DIRECTIONS FOR THIS TASK:
From the listing below, return each line that includes "Exclude".

Data items:
--------------------

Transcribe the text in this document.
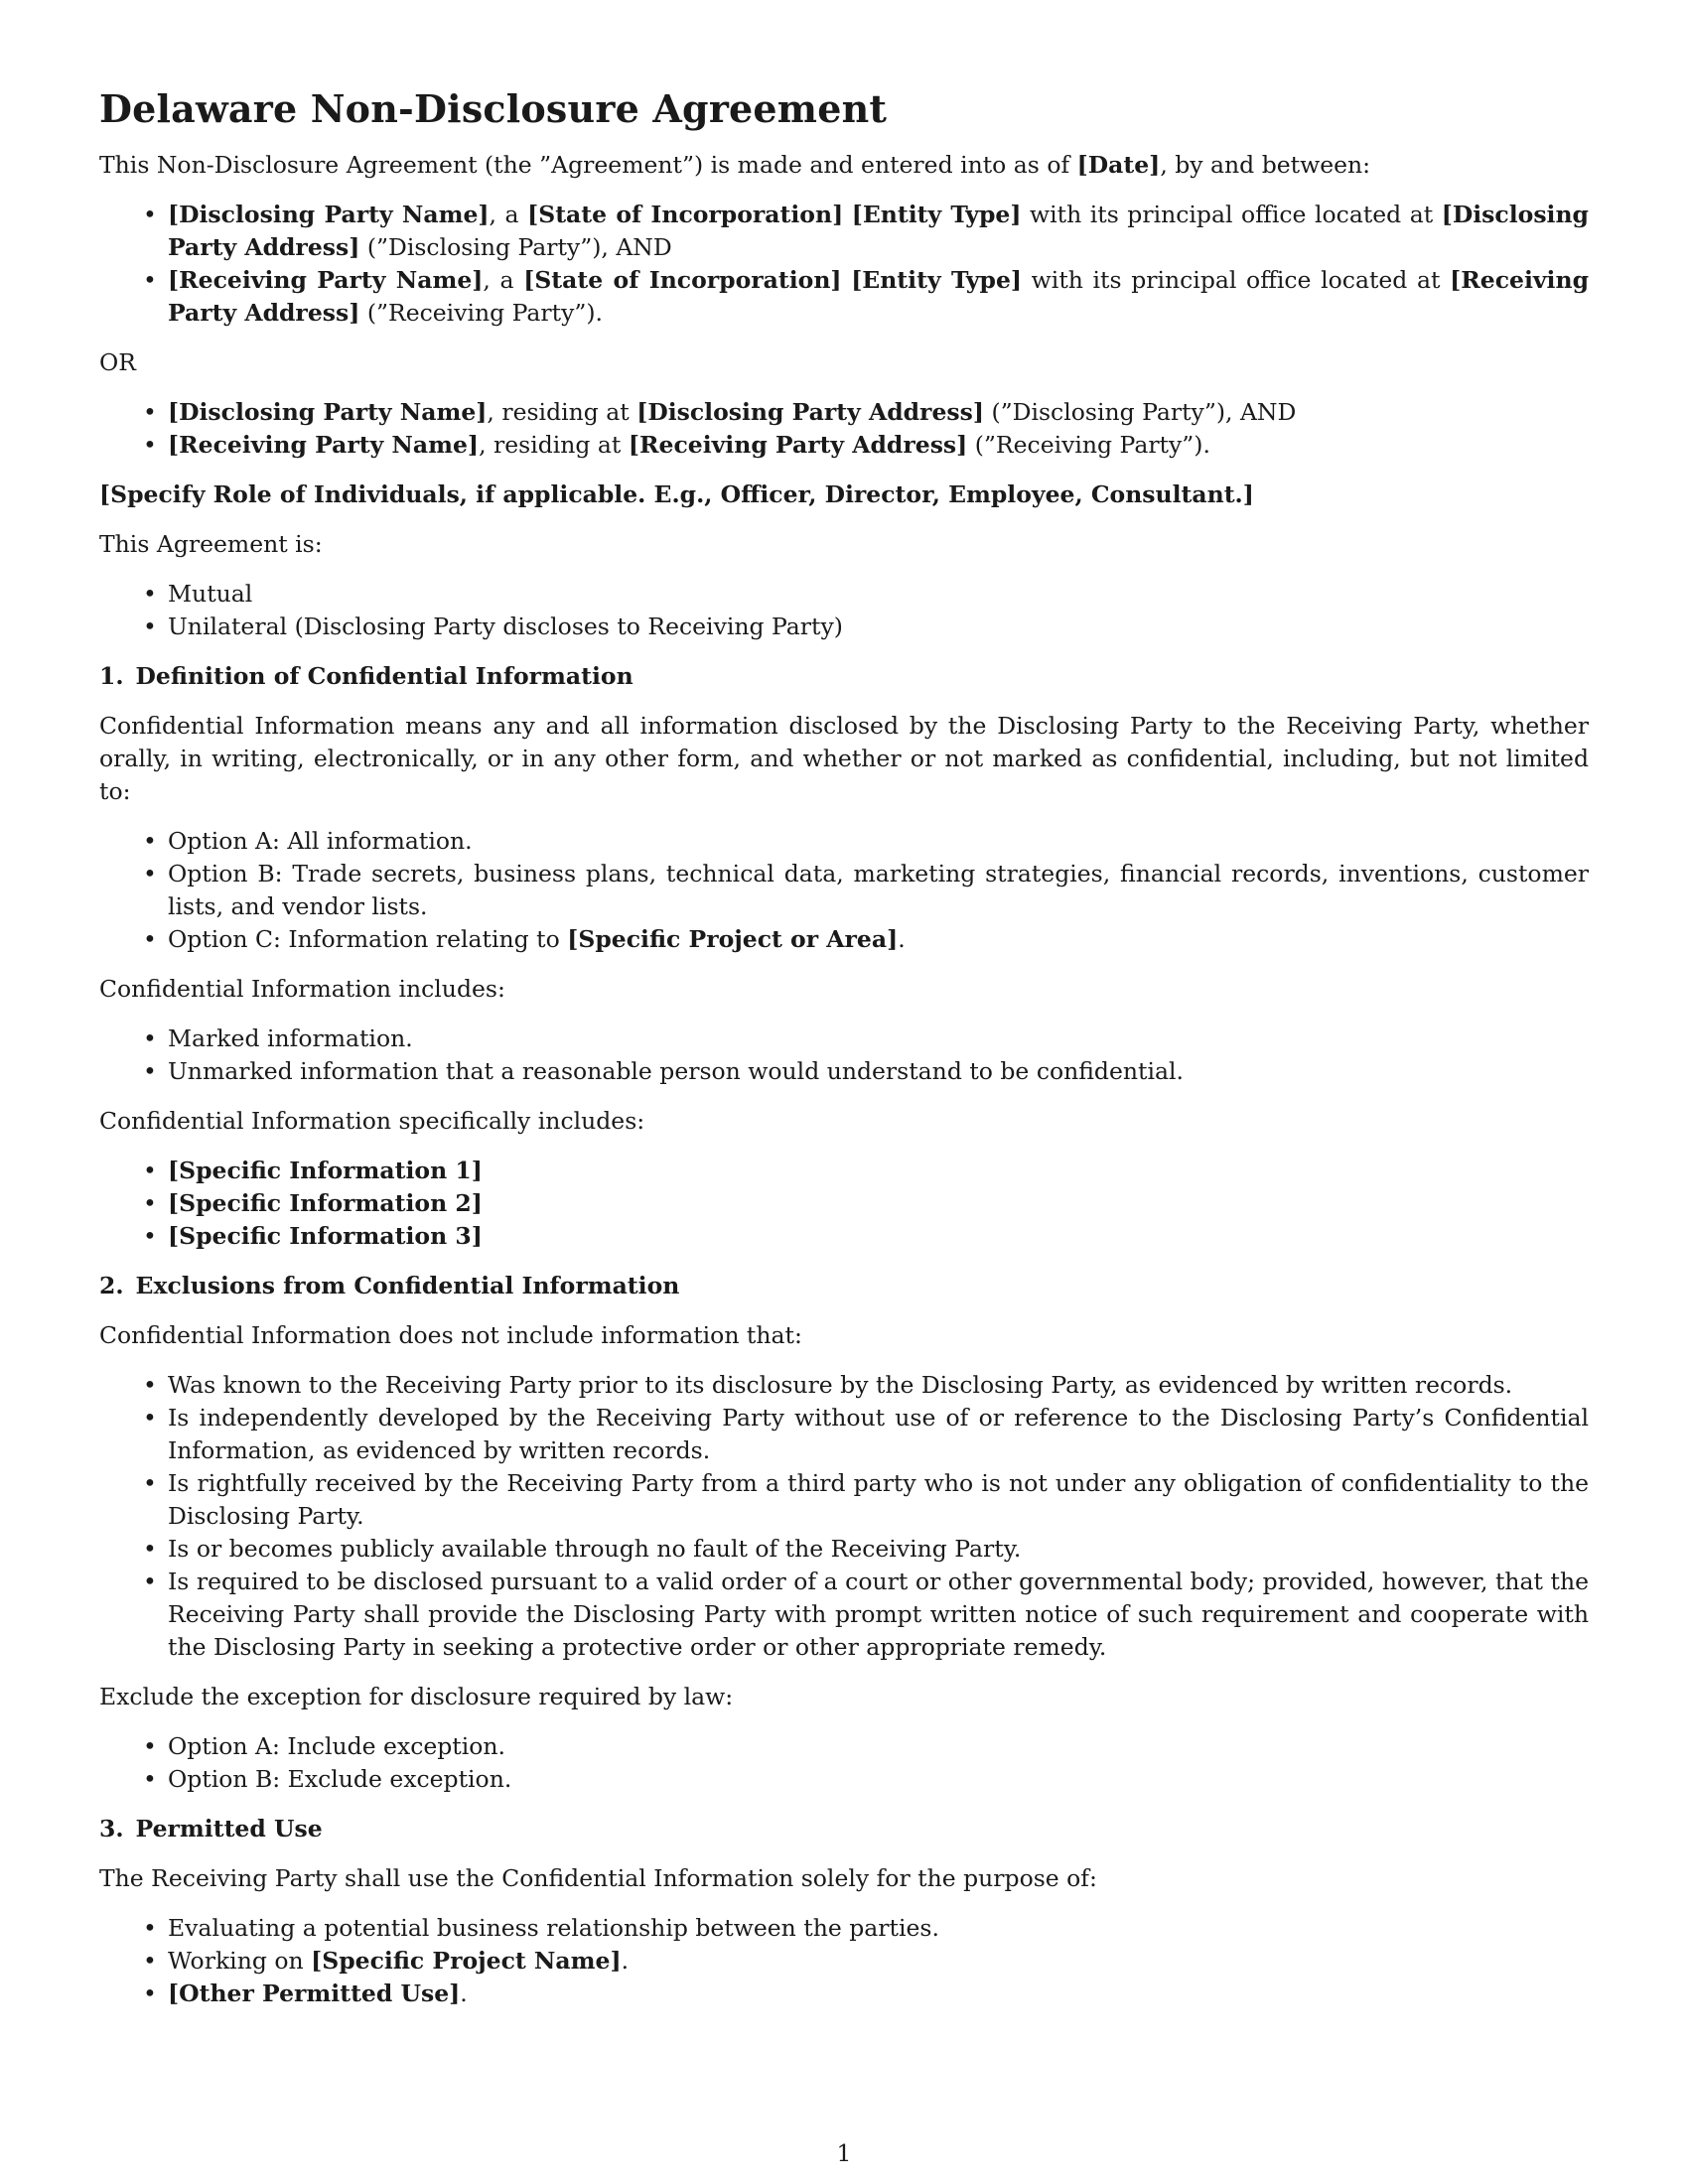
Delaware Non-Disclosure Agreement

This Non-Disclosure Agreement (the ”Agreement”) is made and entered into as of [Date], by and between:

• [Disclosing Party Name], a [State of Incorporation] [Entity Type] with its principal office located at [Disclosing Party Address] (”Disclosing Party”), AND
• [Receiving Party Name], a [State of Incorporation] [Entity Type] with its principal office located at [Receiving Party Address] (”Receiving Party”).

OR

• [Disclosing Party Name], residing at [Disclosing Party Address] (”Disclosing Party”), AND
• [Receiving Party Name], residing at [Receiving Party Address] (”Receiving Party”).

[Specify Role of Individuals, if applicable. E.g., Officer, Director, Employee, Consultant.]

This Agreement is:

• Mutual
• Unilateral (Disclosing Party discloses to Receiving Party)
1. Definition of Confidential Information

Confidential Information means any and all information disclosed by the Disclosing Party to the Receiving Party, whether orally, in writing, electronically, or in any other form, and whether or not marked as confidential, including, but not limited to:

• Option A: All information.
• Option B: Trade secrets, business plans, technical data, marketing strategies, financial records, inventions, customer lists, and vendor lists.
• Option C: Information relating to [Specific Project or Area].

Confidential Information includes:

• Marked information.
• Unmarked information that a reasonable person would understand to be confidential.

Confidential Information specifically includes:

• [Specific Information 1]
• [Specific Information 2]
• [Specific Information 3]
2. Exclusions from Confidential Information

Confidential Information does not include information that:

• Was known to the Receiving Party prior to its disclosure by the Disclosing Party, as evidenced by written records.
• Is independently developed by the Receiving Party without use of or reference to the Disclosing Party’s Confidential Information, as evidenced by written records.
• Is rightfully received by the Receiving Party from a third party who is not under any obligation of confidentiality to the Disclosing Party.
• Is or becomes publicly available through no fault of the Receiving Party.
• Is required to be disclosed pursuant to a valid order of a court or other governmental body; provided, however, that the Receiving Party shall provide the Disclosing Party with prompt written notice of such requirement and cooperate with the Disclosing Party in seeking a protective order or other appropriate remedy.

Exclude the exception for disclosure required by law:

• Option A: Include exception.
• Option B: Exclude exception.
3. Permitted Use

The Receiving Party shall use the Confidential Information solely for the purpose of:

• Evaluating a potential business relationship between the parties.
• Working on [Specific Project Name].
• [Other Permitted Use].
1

--------------------

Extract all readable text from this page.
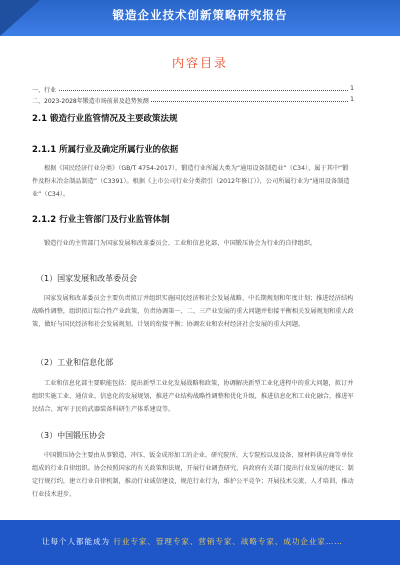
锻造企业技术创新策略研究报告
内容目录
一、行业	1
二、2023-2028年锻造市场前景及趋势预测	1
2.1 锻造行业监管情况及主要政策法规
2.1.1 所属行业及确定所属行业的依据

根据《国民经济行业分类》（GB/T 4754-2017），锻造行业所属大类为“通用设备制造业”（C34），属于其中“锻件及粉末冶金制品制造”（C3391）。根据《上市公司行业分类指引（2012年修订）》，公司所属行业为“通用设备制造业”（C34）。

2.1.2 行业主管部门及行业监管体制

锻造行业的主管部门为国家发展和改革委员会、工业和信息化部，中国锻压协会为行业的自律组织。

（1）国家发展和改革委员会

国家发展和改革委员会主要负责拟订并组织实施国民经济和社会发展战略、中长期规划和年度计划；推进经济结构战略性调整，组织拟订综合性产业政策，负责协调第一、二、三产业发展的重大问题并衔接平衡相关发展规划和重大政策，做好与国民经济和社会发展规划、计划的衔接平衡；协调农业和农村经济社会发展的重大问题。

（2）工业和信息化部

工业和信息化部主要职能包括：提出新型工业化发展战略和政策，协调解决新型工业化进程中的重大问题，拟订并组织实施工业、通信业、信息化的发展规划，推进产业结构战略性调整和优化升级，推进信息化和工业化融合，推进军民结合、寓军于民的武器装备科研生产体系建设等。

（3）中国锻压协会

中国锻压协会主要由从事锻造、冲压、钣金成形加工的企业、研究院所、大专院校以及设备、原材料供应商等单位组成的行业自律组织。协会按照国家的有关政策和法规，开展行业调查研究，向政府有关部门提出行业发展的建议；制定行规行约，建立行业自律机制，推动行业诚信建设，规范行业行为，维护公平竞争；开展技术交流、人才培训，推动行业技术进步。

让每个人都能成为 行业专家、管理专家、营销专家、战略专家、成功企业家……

--------------------

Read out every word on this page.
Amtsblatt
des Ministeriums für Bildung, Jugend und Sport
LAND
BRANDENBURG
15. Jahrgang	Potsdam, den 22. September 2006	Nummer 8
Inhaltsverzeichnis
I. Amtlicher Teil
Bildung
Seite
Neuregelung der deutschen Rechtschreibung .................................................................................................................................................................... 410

--------------------

RESULT OF THIS TASK:
Exclude the exception for disclosure required by law:
• Option B: Exclude exception.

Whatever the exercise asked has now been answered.